Exercise description » Extract each line containing the string "пристани".

Available records »
__________

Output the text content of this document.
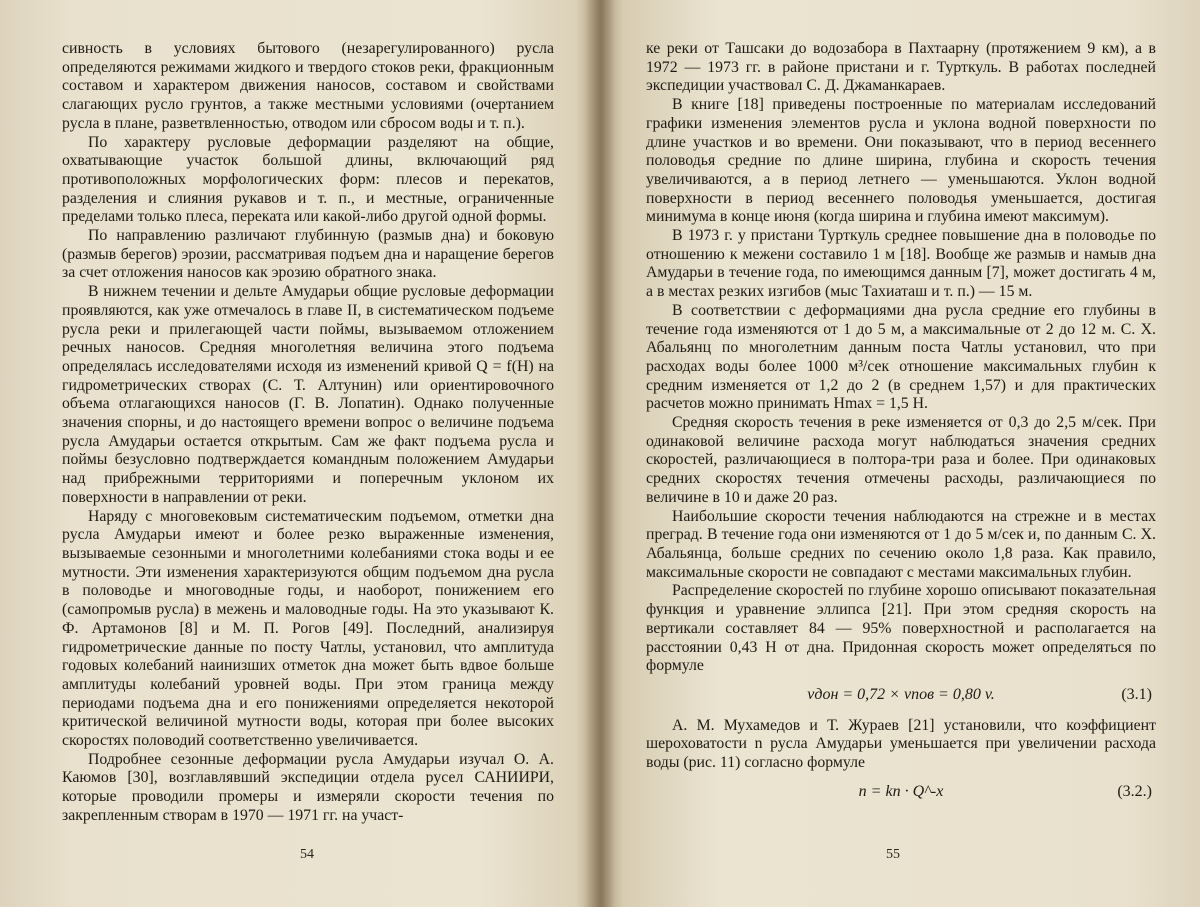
сивность в условиях бытового (незарегулированного) русла определяются режимами жидкого и твердого стоков реки, фракционным составом и характером движения наносов, составом и свойствами слагающих русло грунтов, а также местными условиями (очертанием русла в плане, разветвленностью, отводом или сбросом воды и т. п.).

По характеру русловые деформации разделяют на общие, охватывающие участок большой длины, включающий ряд противоположных морфологических форм: плесов и перекатов, разделения и слияния рукавов и т. п., и местные, ограниченные пределами только плеса, переката или какой-либо другой одной формы.

По направлению различают глубинную (размыв дна) и боковую (размыв берегов) эрозии, рассматривая подъем дна и наращение берегов за счет отложения наносов как эрозию обратного знака.

В нижнем течении и дельте Амударьи общие русловые деформации проявляются, как уже отмечалось в главе II, в систематическом подъеме русла реки и прилегающей части поймы, вызываемом отложением речных наносов. Средняя многолетняя величина этого подъема определялась исследователями исходя из изменений кривой Q = f(H) на гидрометрических створах (С. Т. Алтунин) или ориентировочного объема отлагающихся наносов (Г. В. Лопатин). Однако полученные значения спорны, и до настоящего времени вопрос о величине подъема русла Амударьи остается открытым. Сам же факт подъема русла и поймы безусловно подтверждается командным положением Амударьи над прибрежными территориями и поперечным уклоном их поверхности в направлении от реки.

Наряду с многовековым систематическим подъемом, отметки дна русла Амударьи имеют и более резко выраженные изменения, вызываемые сезонными и многолетними колебаниями стока воды и ее мутности. Эти изменения характеризуются общим подъемом дна русла в половодье и многоводные годы, и наоборот, понижением его (самопромыв русла) в межень и маловодные годы. На это указывают К. Ф. Артамонов [8] и М. П. Рогов [49]. Последний, анализируя гидрометрические данные по посту Чатлы, установил, что амплитуда годовых колебаний наинизших отметок дна может быть вдвое больше амплитуды колебаний уровней воды. При этом граница между периодами подъема дна и его понижениями определяется некоторой критической величиной мутности воды, которая при более высоких скоростях половодий соответственно увеличивается.

Подробнее сезонные деформации русла Амударьи изучал О. А. Каюмов [30], возглавлявший экспедиции отдела русел САНИИРИ, которые проводили промеры и измеряли скорости течения по закрепленным створам в 1970 — 1971 гг. на участ-

54

ке реки от Ташсаки до водозабора в Пахтаарну (протяжением 9 км), а в 1972 — 1973 гг. в районе пристани и г. Турткуль. В работах последней экспедиции участвовал С. Д. Джаманкараев.

В книге [18] приведены построенные по материалам исследований графики изменения элементов русла и уклона водной поверхности по длине участков и во времени. Они показывают, что в период весеннего половодья средние по длине ширина, глубина и скорость течения увеличиваются, а в период летнего — уменьшаются. Уклон водной поверхности в период весеннего половодья уменьшается, достигая минимума в конце июня (когда ширина и глубина имеют максимум).

В 1973 г. у пристани Турткуль среднее повышение дна в половодье по отношению к межени составило 1 м [18]. Вообще же размыв и намыв дна Амударьи в течение года, по имеющимся данным [7], может достигать 4 м, а в местах резких изгибов (мыс Тахиаташ и т. п.) — 15 м.

В соответствии с деформациями дна русла средние его глубины в течение года изменяются от 1 до 5 м, а максимальные от 2 до 12 м. С. Х. Абальянц по многолетним данным поста Чатлы установил, что при расходах воды более 1000 м³/сек отношение максимальных глубин к средним изменяется от 1,2 до 2 (в среднем 1,57) и для практических расчетов можно принимать Hmax = 1,5 H.

Средняя скорость течения в реке изменяется от 0,3 до 2,5 м/сек. При одинаковой величине расхода могут наблюдаться значения средних скоростей, различающиеся в полтора-три раза и более. При одинаковых средних скоростях течения отмечены расходы, различающиеся по величине в 10 и даже 20 раз.

Наибольшие скорости течения наблюдаются на стрежне и в местах преград. В течение года они изменяются от 1 до 5 м/сек и, по данным С. Х. Абальянца, больше средних по сечению около 1,8 раза. Как правило, максимальные скорости не совпадают с местами максимальных глубин.

Распределение скоростей по глубине хорошо описывают показательная функция и уравнение эллипса [21]. При этом средняя скорость на вертикали составляет 84 — 95% поверхностной и располагается на расстоянии 0,43 H от дна. Придонная скорость может определяться по формуле

vдон = 0,72 × vпов = 0,80 v.	(3.1)

А. М. Мухамедов и Т. Жураев [21] установили, что коэффициент шероховатости n русла Амударьи уменьшается при увеличении расхода воды (рис. 11) согласно формуле

n = kn · Q^-x	(3.2.)
55
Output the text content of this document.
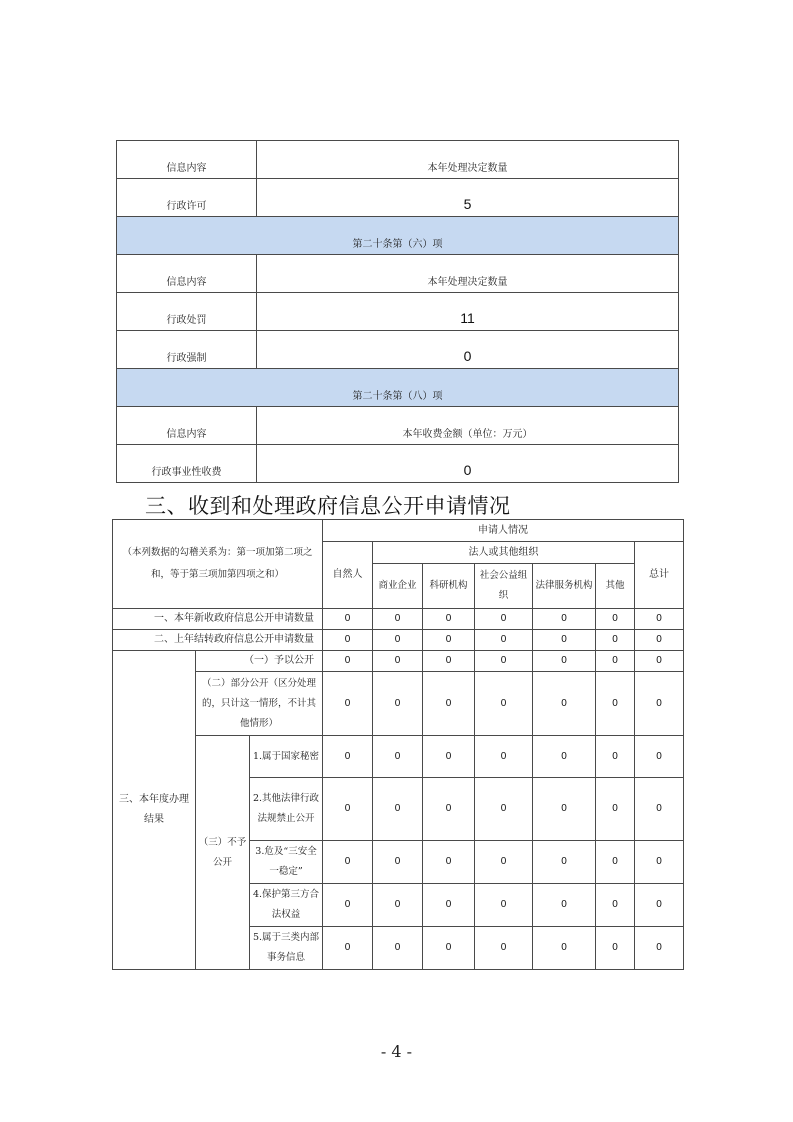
信息内容	本年处理决定数量
行政许可	5
第二十条第（六）项	
信息内容	本年处理决定数量
行政处罚	11
行政强制	0
第二十条第（八）项	
信息内容	本年收费金额（单位：万元）
行政事业性收费	0
三、收到和处理政府信息公开申请情况
（本列数据的勾稽关系为：第一项加第二项之和，等于第三项加第四项之和）			申请人情况						
			自然人	法人或其他组织					总计
				商业企业	科研机构	社会公益组织	法律服务机构	其他	
一、本年新收政府信息公开申请数量			0	0	0	0	0	0	0
二、上年结转政府信息公开申请数量			0	0	0	0	0	0	0
三、本年度办理结果	（一）予以公开		0	0	0	0	0	0	0
	（二）部分公开（区分处理的，只计这一情形，不计其他情形）		0	0	0	0	0	0	0
	（三）不予公开	1.属于国家秘密	0	0	0	0	0	0	0
		2.其他法律行政法规禁止公开	0	0	0	0	0	0	0
		3.危及“三安全一稳定”	0	0	0	0	0	0	0
		4.保护第三方合法权益	0	0	0	0	0	0	0
		5.属于三类内部事务信息	0	0	0	0	0	0	0
- 4 -
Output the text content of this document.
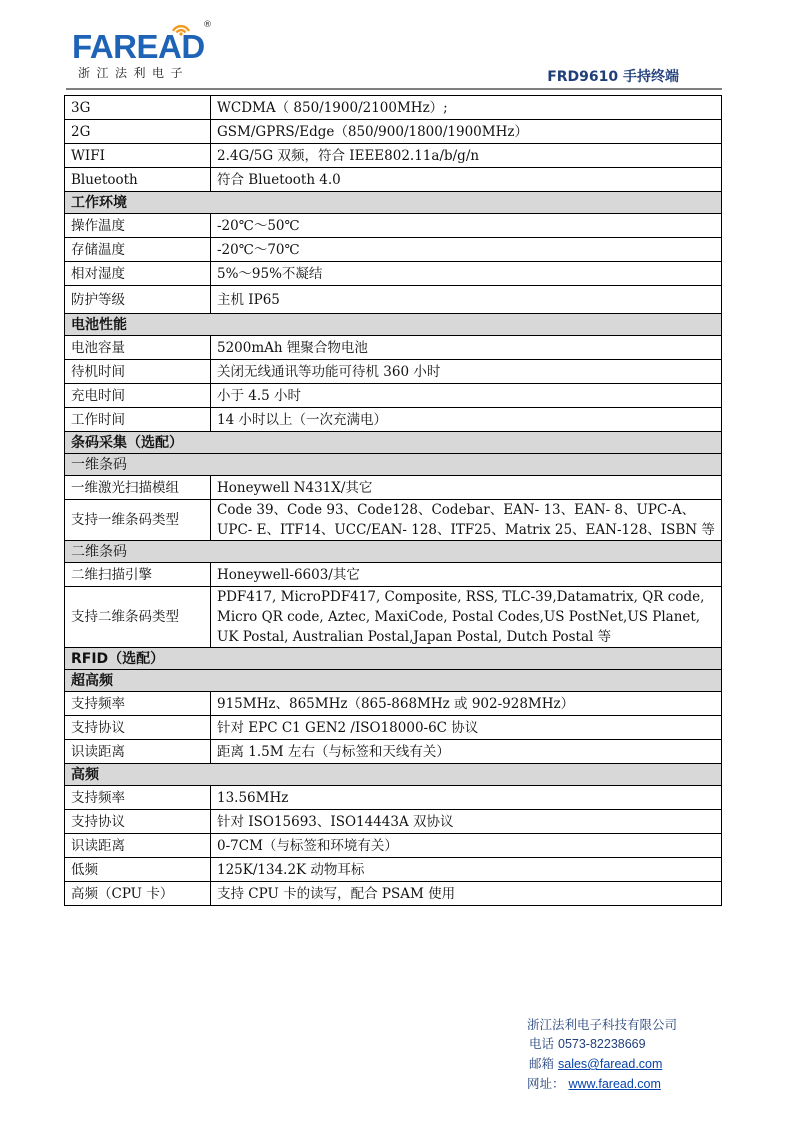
FAREAD
®
浙江法利电子	FRD9610 手持终端
3G	WCDMA（ 850/1900/2100MHz）;
2G	GSM/GPRS/Edge（850/900/1800/1900MHz）
WIFI	2.4G/5G 双频，符合 IEEE802.11a/b/g/n
Bluetooth	符合 Bluetooth 4.0
工作环境	
操作温度	-20℃～50℃
存储温度	-20℃～70℃
相对湿度	5%～95%不凝结
防护等级	主机 IP65
电池性能	
电池容量	5200mAh 锂聚合物电池
待机时间	关闭无线通讯等功能可待机 360 小时
充电时间	小于 4.5 小时
工作时间	14 小时以上（一次充满电）
条码采集（选配）	
一维条码	
一维激光扫描模组	Honeywell N431X/其它
支持一维条码类型	Code 39、Code 93、Code128、Codebar、EAN- 13、EAN- 8、UPC-A、UPC- E、ITF14、UCC/EAN- 128、ITF25、Matrix 25、EAN-128、ISBN 等
二维条码	
二维扫描引擎	Honeywell-6603/其它
支持二维条码类型	PDF417, MicroPDF417, Composite, RSS, TLC-39,Datamatrix, QR code, Micro QR code, Aztec, MaxiCode, Postal Codes,US PostNet,US Planet, UK Postal, Australian Postal,Japan Postal, Dutch Postal 等
RFID（选配）	
超高频	
支持频率	915MHz、865MHz（865-868MHz 或 902-928MHz）
支持协议	针对 EPC C1 GEN2 /ISO18000-6C 协议
识读距离	距离 1.5M 左右（与标签和天线有关）
高频	
支持频率	13.56MHz
支持协议	针对 ISO15693、ISO14443A 双协议
识读距离	0-7CM（与标签和环境有关）
低频	125K/134.2K 动物耳标
高频（CPU 卡）	支持 CPU 卡的读写，配合 PSAM 使用
浙江法利电子科技有限公司
电话 0573-82238669
邮箱 sales@faread.com
网址： www.faread.com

__________

Complete answer »
ке реки от Ташсаки до водозабора в Пахтаарну (протяжением 9 км), а в 1972 — 1973 гг. в районе пристани и г. Турткуль. В работах последней экспедиции участвовал С. Д. Джаманкараев.
В 1973 г. у пристани Турткуль среднее повышение дна в половодье по отношению к межени составило 1 м [18]. Вообще же размыв и намыв дна Амударьи в течение года, по имеющимся данным [7], может достигать 4 м, а в местах резких изгибов (мыс Тахиаташ и т. п.) — 15 м.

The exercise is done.